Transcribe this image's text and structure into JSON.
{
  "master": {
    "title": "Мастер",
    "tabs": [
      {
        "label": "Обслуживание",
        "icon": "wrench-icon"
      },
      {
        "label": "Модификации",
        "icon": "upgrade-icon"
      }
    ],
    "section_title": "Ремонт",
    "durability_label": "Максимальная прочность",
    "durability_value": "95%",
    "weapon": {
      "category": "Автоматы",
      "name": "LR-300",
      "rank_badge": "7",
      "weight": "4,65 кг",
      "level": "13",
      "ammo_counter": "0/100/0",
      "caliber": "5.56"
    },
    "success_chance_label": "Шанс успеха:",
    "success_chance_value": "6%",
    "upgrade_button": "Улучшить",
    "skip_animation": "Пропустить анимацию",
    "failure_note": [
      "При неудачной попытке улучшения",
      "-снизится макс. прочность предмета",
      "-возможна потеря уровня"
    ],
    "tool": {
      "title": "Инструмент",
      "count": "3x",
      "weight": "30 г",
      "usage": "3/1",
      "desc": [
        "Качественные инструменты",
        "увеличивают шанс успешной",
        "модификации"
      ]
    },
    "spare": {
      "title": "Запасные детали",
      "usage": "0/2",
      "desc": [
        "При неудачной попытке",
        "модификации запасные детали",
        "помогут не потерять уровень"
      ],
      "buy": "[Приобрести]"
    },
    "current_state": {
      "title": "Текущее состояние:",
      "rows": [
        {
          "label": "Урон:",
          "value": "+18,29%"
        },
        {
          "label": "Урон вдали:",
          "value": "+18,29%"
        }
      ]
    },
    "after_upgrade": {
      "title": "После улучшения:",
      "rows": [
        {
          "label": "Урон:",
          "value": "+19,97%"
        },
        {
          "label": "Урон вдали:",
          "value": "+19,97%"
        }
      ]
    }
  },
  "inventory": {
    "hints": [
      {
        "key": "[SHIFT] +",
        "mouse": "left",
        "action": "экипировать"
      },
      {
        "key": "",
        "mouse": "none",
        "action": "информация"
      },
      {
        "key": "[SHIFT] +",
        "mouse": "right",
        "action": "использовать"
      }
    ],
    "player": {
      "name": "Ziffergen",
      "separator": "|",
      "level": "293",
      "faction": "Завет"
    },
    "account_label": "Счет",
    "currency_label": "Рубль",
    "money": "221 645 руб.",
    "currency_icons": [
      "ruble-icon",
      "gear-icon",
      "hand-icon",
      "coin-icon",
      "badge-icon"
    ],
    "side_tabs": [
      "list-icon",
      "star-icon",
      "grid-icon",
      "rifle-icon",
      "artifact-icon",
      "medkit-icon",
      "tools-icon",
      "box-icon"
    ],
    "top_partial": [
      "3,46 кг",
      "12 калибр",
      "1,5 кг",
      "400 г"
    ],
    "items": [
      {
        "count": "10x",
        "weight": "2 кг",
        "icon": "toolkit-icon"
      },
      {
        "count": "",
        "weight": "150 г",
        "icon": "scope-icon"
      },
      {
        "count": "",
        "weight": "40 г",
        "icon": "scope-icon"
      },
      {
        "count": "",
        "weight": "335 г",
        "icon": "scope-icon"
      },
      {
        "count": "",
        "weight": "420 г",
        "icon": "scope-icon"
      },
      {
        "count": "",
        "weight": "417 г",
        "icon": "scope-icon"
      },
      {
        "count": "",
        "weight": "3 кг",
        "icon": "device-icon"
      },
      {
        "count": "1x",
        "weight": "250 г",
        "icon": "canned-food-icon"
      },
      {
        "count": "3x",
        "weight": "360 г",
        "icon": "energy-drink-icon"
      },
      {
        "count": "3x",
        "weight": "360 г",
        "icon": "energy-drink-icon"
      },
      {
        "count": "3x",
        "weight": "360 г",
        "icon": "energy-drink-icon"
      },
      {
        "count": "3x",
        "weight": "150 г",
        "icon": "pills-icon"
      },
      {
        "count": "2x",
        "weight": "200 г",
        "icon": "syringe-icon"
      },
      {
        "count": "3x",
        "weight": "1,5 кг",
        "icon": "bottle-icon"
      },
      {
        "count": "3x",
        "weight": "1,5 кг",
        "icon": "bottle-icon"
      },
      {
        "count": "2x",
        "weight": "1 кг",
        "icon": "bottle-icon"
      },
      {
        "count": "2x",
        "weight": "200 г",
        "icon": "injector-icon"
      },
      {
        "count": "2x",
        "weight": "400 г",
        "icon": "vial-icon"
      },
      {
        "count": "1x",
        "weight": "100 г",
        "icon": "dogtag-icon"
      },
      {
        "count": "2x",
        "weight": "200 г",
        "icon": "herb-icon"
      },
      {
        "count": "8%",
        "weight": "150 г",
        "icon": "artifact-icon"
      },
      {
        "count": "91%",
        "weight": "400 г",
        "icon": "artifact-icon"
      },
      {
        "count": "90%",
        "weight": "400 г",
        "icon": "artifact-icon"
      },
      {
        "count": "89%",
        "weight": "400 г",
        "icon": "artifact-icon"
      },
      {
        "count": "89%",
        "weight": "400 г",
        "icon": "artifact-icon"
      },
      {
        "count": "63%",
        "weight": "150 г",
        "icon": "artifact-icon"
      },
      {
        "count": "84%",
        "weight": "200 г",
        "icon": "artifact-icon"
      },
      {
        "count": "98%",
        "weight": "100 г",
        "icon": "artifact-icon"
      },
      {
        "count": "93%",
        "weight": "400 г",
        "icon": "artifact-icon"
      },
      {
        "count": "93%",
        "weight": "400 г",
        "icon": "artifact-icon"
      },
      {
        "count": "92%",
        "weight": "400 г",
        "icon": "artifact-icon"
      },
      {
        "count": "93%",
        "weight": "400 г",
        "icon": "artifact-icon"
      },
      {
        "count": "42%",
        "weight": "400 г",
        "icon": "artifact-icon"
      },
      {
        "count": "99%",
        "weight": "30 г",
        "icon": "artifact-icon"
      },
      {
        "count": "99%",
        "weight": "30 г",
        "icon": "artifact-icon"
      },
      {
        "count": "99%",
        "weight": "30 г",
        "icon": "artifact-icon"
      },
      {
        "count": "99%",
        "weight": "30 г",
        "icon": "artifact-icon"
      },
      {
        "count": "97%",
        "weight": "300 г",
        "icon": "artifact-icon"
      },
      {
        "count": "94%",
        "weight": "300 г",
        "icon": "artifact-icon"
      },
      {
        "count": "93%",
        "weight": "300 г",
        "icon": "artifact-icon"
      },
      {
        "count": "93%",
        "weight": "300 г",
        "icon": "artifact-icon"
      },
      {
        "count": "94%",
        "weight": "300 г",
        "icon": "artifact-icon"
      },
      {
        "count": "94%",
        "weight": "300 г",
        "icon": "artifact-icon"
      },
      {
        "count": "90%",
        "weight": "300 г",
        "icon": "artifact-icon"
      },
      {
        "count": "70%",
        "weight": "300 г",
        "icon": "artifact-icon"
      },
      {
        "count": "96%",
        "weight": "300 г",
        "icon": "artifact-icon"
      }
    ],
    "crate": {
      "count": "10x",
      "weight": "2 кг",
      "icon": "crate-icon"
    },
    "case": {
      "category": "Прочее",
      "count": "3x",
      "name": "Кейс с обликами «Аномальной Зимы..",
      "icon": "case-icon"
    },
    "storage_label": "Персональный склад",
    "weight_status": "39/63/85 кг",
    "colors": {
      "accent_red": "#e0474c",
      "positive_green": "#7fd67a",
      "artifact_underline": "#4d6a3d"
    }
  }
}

Job:
Copy the material above verbatim.

Solution below:
Transcribe this image's text and structure into JSON.
{
  "master": {
    "title": "Мастер",
    "tabs": [
      {
        "label": "Обслуживание",
        "icon": "wrench-icon"
      },
      {
        "label": "Модификации",
        "icon": "upgrade-icon"
      }
    ],
    "section_title": "Ремонт",
    "durability_label": "Максимальная прочность",
    "durability_value": "95%",
    "weapon": {
      "category": "Автоматы",
      "name": "LR-300",
      "rank_badge": "7",
      "weight": "4,65 кг",
      "level": "13",
      "ammo_counter": "0/100/0",
      "caliber": "5.56"
    },
    "success_chance_label": "Шанс успеха:",
    "success_chance_value": "6%",
    "upgrade_button": "Улучшить",
    "skip_animation": "Пропустить анимацию",
    "failure_note": [
      "При неудачной попытке улучшения",
      "-снизится макс. прочность предмета",
      "-возможна потеря уровня"
    ],
    "tool": {
      "title": "Инструмент",
      "count": "3x",
      "weight": "30 г",
      "usage": "3/1",
      "desc": [
        "Качественные инструменты",
        "увеличивают шанс успешной",
        "модификации"
      ]
    },
    "spare": {
      "title": "Запасные детали",
      "usage": "0/2",
      "desc": [
        "При неудачной попытке",
        "модификации запасные детали",
        "помогут не потерять уровень"
      ],
      "buy": "[Приобрести]"
    },
    "current_state": {
      "title": "Текущее состояние:",
      "rows": [
        {
          "label": "Урон:",
          "value": "+18,29%"
        },
        {
          "label": "Урон вдали:",
          "value": "+18,29%"
        }
      ]
    },
    "after_upgrade": {
      "title": "После улучшения:",
      "rows": [
        {
          "label": "Урон:",
          "value": "+19,97%"
        },
        {
          "label": "Урон вдали:",
          "value": "+19,97%"
        }
      ]
    }
  },
  "inventory": {
    "hints": [
      {
        "key": "[SHIFT] +",
        "mouse": "left",
        "action": "экипировать"
      },
      {
        "key": "",
        "mouse": "none",
        "action": "информация"
      },
      {
        "key": "[SHIFT] +",
        "mouse": "right",
        "action": "использовать"
      }
    ],
    "player": {
      "name": "Ziffergen",
      "separator": "|",
      "level": "293",
      "faction": "Завет"
    },
    "account_label": "Счет",
    "currency_label": "Рубль",
    "money": "221 645 руб.",
    "currency_icons": [
      "ruble-icon",
      "gear-icon",
      "hand-icon",
      "coin-icon",
      "badge-icon"
    ],
    "side_tabs": [
      "list-icon",
      "star-icon",
      "grid-icon",
      "rifle-icon",
      "artifact-icon",
      "medkit-icon",
      "tools-icon",
      "box-icon"
    ],
    "top_partial": [
      "3,46 кг",
      "12 калибр",
      "1,5 кг",
      "400 г"
    ],
    "items": [
      {
        "count": "10x",
        "weight": "2 кг",
        "icon": "toolkit-icon"
      },
      {
        "count": "",
        "weight": "150 г",
        "icon": "scope-icon"
      },
      {
        "count": "",
        "weight": "40 г",
        "icon": "scope-icon"
      },
      {
        "count": "",
        "weight": "335 г",
        "icon": "scope-icon"
      },
      {
        "count": "",
        "weight": "420 г",
        "icon": "scope-icon"
      },
      {
        "count": "",
        "weight": "417 г",
        "icon": "scope-icon"
      },
      {
        "count": "",
        "weight": "3 кг",
        "icon": "device-icon"
      },
      {
        "count": "1x",
        "weight": "250 г",
        "icon": "canned-food-icon"
      },
      {
        "count": "3x",
        "weight": "360 г",
        "icon": "energy-drink-icon"
      },
      {
        "count": "3x",
        "weight": "360 г",
        "icon": "energy-drink-icon"
      },
      {
        "count": "3x",
        "weight": "360 г",
        "icon": "energy-drink-icon"
      },
      {
        "count": "3x",
        "weight": "150 г",
        "icon": "pills-icon"
      },
      {
        "count": "2x",
        "weight": "200 г",
        "icon": "syringe-icon"
      },
      {
        "count": "3x",
        "weight": "1,5 кг",
        "icon": "bottle-icon"
      },
      {
        "count": "3x",
        "weight": "1,5 кг",
        "icon": "bottle-icon"
      },
      {
        "count": "2x",
        "weight": "1 кг",
        "icon": "bottle-icon"
      },
      {
        "count": "2x",
        "weight": "200 г",
        "icon": "injector-icon"
      },
      {
        "count": "2x",
        "weight": "400 г",
        "icon": "vial-icon"
      },
      {
        "count": "1x",
        "weight": "100 г",
        "icon": "dogtag-icon"
      },
      {
        "count": "2x",
        "weight": "200 г",
        "icon": "herb-icon"
      },
      {
        "count": "8%",
        "weight": "150 г",
        "icon": "artifact-icon"
      },
      {
        "count": "91%",
        "weight": "400 г",
        "icon": "artifact-icon"
      },
      {
        "count": "90%",
        "weight": "400 г",
        "icon": "artifact-icon"
      },
      {
        "count": "89%",
        "weight": "400 г",
        "icon": "artifact-icon"
      },
      {
        "count": "89%",
        "weight": "400 г",
        "icon": "artifact-icon"
      },
      {
        "count": "63%",
        "weight": "150 г",
        "icon": "artifact-icon"
      },
      {
        "count": "84%",
        "weight": "200 г",
        "icon": "artifact-icon"
      },
      {
        "count": "98%",
        "weight": "100 г",
        "icon": "artifact-icon"
      },
      {
        "count": "93%",
        "weight": "400 г",
        "icon": "artifact-icon"
      },
      {
        "count": "93%",
        "weight": "400 г",
        "icon": "artifact-icon"
      },
      {
        "count": "92%",
        "weight": "400 г",
        "icon": "artifact-icon"
      },
      {
        "count": "93%",
        "weight": "400 г",
        "icon": "artifact-icon"
      },
      {
        "count": "42%",
        "weight": "400 г",
        "icon": "artifact-icon"
      },
      {
        "count": "99%",
        "weight": "30 г",
        "icon": "artifact-icon"
      },
      {
        "count": "99%",
        "weight": "30 г",
        "icon": "artifact-icon"
      },
      {
        "count": "99%",
        "weight": "30 г",
        "icon": "artifact-icon"
      },
      {
        "count": "99%",
        "weight": "30 г",
        "icon": "artifact-icon"
      },
      {
        "count": "97%",
        "weight": "300 г",
        "icon": "artifact-icon"
      },
      {
        "count": "94%",
        "weight": "300 г",
        "icon": "artifact-icon"
      },
      {
        "count": "93%",
        "weight": "300 г",
        "icon": "artifact-icon"
      },
      {
        "count": "93%",
        "weight": "300 г",
        "icon": "artifact-icon"
      },
      {
        "count": "94%",
        "weight": "300 г",
        "icon": "artifact-icon"
      },
      {
        "count": "94%",
        "weight": "300 г",
        "icon": "artifact-icon"
      },
      {
        "count": "90%",
        "weight": "300 г",
        "icon": "artifact-icon"
      },
      {
        "count": "70%",
        "weight": "300 г",
        "icon": "artifact-icon"
      },
      {
        "count": "96%",
        "weight": "300 г",
        "icon": "artifact-icon"
      }
    ],
    "crate": {
      "count": "10x",
      "weight": "2 кг",
      "icon": "crate-icon"
    },
    "case": {
      "category": "Прочее",
      "count": "3x",
      "name": "Кейс с обликами «Аномальной Зимы..",
      "icon": "case-icon"
    },
    "storage_label": "Персональный склад",
    "weight_status": "39/63/85 кг",
    "colors": {
      "accent_red": "#e0474c",
      "positive_green": "#7fd67a",
      "artifact_underline": "#4d6a3d"
    }
  }
}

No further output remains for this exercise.